Exercise directions → Collect all the lines that mention the word "JSON".

---------------

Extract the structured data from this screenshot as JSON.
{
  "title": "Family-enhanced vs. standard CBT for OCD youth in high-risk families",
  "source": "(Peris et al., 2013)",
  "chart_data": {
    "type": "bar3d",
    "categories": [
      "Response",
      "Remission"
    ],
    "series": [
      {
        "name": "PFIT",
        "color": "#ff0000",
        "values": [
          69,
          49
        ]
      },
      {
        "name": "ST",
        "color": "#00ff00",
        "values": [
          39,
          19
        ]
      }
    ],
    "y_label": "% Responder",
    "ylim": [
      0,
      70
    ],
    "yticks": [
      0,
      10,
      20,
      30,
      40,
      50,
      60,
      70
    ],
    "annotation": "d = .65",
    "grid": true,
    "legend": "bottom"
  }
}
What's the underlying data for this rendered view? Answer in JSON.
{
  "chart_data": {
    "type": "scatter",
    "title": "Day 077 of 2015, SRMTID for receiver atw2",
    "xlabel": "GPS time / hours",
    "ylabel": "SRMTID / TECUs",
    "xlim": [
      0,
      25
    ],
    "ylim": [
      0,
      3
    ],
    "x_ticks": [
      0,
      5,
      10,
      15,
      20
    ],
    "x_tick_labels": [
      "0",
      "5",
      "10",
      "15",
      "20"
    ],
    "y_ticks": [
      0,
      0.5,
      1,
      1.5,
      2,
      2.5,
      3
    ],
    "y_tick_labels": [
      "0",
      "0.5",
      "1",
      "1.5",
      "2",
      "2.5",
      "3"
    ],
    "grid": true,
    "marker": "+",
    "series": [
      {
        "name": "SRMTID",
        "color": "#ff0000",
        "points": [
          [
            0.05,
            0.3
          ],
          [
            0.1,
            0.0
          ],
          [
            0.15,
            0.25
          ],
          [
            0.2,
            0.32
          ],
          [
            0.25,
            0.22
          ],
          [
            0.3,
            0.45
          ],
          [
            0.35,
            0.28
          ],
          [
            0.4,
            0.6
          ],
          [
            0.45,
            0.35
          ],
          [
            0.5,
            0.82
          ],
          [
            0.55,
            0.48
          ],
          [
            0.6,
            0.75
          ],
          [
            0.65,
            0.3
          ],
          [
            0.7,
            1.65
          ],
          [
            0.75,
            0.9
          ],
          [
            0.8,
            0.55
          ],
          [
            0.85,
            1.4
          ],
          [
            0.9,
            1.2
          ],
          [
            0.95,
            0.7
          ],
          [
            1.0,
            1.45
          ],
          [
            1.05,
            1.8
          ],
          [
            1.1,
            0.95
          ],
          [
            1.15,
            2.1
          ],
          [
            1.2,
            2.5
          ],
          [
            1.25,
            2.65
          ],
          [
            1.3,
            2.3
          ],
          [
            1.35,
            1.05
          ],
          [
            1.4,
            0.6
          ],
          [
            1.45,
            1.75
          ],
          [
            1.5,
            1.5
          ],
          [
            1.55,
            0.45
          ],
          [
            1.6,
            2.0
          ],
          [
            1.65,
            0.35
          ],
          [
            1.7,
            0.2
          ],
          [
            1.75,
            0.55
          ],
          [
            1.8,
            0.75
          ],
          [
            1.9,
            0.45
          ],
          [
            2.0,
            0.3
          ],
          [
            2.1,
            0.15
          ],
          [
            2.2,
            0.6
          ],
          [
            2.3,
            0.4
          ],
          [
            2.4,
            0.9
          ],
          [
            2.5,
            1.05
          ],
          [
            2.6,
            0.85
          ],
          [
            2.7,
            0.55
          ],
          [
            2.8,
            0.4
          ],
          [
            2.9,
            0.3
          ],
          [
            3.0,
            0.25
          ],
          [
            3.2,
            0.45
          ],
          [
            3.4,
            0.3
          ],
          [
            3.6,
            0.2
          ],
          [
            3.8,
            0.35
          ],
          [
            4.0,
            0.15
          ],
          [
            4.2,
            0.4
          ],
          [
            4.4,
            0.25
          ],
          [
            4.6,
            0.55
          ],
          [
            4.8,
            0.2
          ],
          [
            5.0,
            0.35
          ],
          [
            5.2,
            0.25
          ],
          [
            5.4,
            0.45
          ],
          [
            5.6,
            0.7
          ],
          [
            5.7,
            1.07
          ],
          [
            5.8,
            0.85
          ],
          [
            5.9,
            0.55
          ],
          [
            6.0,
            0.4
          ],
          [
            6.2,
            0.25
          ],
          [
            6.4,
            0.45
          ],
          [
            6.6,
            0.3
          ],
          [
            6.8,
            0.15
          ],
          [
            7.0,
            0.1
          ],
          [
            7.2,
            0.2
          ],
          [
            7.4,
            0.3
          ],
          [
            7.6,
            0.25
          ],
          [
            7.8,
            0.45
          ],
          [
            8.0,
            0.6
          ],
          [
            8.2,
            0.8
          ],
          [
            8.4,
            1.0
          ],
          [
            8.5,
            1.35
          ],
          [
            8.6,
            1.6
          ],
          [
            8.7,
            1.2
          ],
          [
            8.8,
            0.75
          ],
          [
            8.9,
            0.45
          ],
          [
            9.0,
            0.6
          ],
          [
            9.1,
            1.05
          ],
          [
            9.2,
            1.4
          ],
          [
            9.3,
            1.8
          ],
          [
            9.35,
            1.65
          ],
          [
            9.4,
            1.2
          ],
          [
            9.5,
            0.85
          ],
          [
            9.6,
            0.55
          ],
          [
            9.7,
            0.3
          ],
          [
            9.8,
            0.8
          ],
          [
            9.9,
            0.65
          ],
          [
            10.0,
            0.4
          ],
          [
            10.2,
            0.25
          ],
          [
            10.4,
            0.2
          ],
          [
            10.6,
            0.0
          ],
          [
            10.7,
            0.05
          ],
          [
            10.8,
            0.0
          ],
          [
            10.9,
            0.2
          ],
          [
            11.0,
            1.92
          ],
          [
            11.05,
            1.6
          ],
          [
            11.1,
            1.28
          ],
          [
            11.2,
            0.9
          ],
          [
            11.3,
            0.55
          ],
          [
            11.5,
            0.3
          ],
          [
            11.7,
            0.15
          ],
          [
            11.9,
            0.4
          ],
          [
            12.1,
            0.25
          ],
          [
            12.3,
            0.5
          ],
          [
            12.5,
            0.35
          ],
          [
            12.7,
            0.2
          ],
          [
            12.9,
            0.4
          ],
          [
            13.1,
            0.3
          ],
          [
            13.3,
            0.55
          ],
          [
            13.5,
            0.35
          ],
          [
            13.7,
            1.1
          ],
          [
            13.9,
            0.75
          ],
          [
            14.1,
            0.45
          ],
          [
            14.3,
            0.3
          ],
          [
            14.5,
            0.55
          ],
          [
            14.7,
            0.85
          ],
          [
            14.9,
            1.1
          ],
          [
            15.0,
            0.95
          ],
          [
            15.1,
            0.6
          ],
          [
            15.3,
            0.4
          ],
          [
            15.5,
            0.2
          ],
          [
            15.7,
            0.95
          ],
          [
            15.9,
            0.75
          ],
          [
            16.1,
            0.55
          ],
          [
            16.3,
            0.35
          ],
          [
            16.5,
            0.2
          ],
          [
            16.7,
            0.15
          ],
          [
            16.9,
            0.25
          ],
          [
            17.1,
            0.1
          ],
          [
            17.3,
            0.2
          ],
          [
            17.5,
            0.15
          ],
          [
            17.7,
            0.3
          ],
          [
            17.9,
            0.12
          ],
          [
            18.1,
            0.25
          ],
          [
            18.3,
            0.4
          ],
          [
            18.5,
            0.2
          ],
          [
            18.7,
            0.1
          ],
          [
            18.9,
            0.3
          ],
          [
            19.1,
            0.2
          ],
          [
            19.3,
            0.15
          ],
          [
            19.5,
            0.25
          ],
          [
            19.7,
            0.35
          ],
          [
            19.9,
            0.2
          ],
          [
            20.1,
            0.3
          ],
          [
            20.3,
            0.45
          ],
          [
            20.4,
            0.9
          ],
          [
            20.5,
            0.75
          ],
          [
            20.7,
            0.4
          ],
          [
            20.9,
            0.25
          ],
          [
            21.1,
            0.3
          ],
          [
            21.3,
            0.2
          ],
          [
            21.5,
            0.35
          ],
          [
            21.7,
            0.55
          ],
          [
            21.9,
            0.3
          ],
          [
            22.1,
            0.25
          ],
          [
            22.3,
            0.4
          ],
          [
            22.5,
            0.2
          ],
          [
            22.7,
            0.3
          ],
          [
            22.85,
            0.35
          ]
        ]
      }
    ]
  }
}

---------------

Exercise response →
Extract the structured data from this screenshot as JSON.
What's the underlying data for this rendered view? Answer in JSON.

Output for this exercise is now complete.